Problem description: All the data should come back exactly as it was given.

Records from a collection of figures:
########

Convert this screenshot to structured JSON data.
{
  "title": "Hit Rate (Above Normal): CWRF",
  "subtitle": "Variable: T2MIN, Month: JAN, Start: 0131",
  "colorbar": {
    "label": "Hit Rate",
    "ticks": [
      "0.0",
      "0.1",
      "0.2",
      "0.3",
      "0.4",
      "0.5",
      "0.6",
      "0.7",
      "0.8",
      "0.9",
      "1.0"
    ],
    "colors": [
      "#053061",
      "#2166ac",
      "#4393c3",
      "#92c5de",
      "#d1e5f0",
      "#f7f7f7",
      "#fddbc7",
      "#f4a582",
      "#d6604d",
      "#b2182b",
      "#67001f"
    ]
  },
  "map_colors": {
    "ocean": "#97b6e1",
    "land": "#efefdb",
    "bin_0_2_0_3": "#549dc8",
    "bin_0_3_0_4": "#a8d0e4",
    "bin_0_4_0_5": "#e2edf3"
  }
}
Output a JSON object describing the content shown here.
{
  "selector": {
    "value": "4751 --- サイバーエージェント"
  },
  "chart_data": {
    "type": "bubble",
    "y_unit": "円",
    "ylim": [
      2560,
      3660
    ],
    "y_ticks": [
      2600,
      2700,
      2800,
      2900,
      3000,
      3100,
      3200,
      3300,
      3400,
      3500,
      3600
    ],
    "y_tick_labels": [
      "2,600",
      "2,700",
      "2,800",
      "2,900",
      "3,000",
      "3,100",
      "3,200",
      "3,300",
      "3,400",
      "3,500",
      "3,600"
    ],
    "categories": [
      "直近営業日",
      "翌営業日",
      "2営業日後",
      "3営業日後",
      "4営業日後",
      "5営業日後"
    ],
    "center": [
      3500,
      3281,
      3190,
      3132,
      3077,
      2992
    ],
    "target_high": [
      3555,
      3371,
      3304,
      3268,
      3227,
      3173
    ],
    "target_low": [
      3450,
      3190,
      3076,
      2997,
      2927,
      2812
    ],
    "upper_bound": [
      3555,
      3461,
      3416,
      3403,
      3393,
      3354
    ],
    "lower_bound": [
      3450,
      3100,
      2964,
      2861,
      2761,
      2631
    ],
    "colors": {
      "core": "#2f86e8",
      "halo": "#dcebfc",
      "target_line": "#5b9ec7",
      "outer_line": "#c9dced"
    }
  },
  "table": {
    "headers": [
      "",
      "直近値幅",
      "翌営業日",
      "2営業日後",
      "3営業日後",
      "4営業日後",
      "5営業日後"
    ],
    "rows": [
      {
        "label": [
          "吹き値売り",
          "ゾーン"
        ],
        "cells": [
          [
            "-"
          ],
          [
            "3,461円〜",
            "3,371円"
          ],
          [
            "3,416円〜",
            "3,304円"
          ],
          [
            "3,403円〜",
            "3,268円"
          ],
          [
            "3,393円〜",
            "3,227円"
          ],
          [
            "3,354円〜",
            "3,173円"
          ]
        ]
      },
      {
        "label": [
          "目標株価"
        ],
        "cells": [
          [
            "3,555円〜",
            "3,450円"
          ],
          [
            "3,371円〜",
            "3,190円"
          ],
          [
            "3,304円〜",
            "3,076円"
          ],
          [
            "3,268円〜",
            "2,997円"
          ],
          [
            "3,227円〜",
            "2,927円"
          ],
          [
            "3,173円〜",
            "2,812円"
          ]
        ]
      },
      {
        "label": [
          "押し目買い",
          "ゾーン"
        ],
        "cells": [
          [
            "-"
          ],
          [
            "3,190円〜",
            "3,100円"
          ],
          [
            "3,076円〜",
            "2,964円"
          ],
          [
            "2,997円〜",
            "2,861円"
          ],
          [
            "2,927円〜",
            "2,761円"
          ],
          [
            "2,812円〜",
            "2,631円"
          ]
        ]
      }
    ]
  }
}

########

Answer to this task:
Convert this screenshot to structured JSON data.
{
  "title": "Hit Rate (Above Normal): CWRF",
  "subtitle": "Variable: T2MIN, Month: JAN, Start: 0131",
  "colorbar": {
    "label": "Hit Rate",
    "ticks": [
      "0.0",
      "0.1",
      "0.2",
      "0.3",
      "0.4",
      "0.5",
      "0.6",
      "0.7",
      "0.8",
      "0.9",
      "1.0"
    ],
    "colors": [
      "#053061",
      "#2166ac",
      "#4393c3",
      "#92c5de",
      "#d1e5f0",
      "#f7f7f7",
      "#fddbc7",
      "#f4a582",
      "#d6604d",
      "#b2182b",
      "#67001f"
    ]
  },
  "map_colors": {
    "ocean": "#97b6e1",
    "land": "#efefdb",
    "bin_0_2_0_3": "#549dc8",
    "bin_0_3_0_4": "#a8d0e4",
    "bin_0_4_0_5": "#e2edf3"
  }
}
Output a JSON object describing the content shown here.
{
  "selector": {
    "value": "4751 --- サイバーエージェント"
  },
  "chart_data": {
    "type": "bubble",
    "y_unit": "円",
    "ylim": [
      2560,
      3660
    ],
    "y_ticks": [
      2600,
      2700,
      2800,
      2900,
      3000,
      3100,
      3200,
      3300,
      3400,
      3500,
      3600
    ],
    "y_tick_labels": [
      "2,600",
      "2,700",
      "2,800",
      "2,900",
      "3,000",
      "3,100",
      "3,200",
      "3,300",
      "3,400",
      "3,500",
      "3,600"
    ],
    "categories": [
      "直近営業日",
      "翌営業日",
      "2営業日後",
      "3営業日後",
      "4営業日後",
      "5営業日後"
    ],
    "center": [
      3500,
      3281,
      3190,
      3132,
      3077,
      2992
    ],
    "target_high": [
      3555,
      3371,
      3304,
      3268,
      3227,
      3173
    ],
    "target_low": [
      3450,
      3190,
      3076,
      2997,
      2927,
      2812
    ],
    "upper_bound": [
      3555,
      3461,
      3416,
      3403,
      3393,
      3354
    ],
    "lower_bound": [
      3450,
      3100,
      2964,
      2861,
      2761,
      2631
    ],
    "colors": {
      "core": "#2f86e8",
      "halo": "#dcebfc",
      "target_line": "#5b9ec7",
      "outer_line": "#c9dced"
    }
  },
  "table": {
    "headers": [
      "",
      "直近値幅",
      "翌営業日",
      "2営業日後",
      "3営業日後",
      "4営業日後",
      "5営業日後"
    ],
    "rows": [
      {
        "label": [
          "吹き値売り",
          "ゾーン"
        ],
        "cells": [
          [
            "-"
          ],
          [
            "3,461円〜",
            "3,371円"
          ],
          [
            "3,416円〜",
            "3,304円"
          ],
          [
            "3,403円〜",
            "3,268円"
          ],
          [
            "3,393円〜",
            "3,227円"
          ],
          [
            "3,354円〜",
            "3,173円"
          ]
        ]
      },
      {
        "label": [
          "目標株価"
        ],
        "cells": [
          [
            "3,555円〜",
            "3,450円"
          ],
          [
            "3,371円〜",
            "3,190円"
          ],
          [
            "3,304円〜",
            "3,076円"
          ],
          [
            "3,268円〜",
            "2,997円"
          ],
          [
            "3,227円〜",
            "2,927円"
          ],
          [
            "3,173円〜",
            "2,812円"
          ]
        ]
      },
      {
        "label": [
          "押し目買い",
          "ゾーン"
        ],
        "cells": [
          [
            "-"
          ],
          [
            "3,190円〜",
            "3,100円"
          ],
          [
            "3,076円〜",
            "2,964円"
          ],
          [
            "2,997円〜",
            "2,861円"
          ],
          [
            "2,927円〜",
            "2,761円"
          ],
          [
            "2,812円〜",
            "2,631円"
          ]
        ]
      }
    ]
  }
}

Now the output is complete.